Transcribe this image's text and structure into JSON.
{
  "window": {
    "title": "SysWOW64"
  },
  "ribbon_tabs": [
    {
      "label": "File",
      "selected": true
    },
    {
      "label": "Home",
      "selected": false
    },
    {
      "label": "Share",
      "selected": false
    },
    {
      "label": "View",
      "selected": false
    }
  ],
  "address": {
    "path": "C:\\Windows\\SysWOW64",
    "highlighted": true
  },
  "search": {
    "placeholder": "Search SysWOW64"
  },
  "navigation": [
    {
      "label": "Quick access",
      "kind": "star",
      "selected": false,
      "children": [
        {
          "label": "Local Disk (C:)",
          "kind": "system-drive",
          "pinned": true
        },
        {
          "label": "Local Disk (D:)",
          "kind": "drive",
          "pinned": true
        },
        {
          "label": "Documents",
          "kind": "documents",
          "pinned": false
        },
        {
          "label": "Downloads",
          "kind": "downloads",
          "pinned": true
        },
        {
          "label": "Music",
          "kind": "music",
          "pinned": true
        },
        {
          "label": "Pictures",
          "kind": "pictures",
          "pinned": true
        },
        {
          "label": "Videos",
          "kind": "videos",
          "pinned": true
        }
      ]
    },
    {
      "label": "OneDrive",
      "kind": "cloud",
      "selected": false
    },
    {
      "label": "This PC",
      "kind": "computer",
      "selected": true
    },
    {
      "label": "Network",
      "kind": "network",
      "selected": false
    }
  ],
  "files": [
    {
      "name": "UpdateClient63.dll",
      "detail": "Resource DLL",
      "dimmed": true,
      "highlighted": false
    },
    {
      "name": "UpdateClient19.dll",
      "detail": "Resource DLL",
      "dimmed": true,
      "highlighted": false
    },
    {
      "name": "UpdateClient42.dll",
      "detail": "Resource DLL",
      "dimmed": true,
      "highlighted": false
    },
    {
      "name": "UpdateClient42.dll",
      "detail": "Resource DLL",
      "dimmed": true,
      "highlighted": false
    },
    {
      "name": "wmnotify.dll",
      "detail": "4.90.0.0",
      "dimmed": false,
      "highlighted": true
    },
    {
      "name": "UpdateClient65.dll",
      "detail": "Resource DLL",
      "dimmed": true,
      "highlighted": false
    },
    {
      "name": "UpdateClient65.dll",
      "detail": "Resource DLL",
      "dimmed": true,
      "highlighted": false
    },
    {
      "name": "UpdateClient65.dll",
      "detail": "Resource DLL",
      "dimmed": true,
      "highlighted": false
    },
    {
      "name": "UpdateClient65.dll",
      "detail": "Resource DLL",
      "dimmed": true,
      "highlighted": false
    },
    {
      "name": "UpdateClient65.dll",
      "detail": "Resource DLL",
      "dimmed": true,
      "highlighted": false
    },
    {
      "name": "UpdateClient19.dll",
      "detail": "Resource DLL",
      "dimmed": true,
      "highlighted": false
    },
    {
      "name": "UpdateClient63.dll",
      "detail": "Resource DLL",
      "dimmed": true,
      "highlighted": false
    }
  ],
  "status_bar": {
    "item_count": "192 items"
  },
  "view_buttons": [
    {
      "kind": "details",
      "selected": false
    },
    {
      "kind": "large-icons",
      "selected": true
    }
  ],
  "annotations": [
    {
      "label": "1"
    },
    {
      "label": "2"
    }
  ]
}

### [Task brief]
Find all the lines containing "Local" in the material, then copy them.

### [Solution for this exercise]
          "label": "Local Disk (C:)",
          "label": "Local Disk (D:)",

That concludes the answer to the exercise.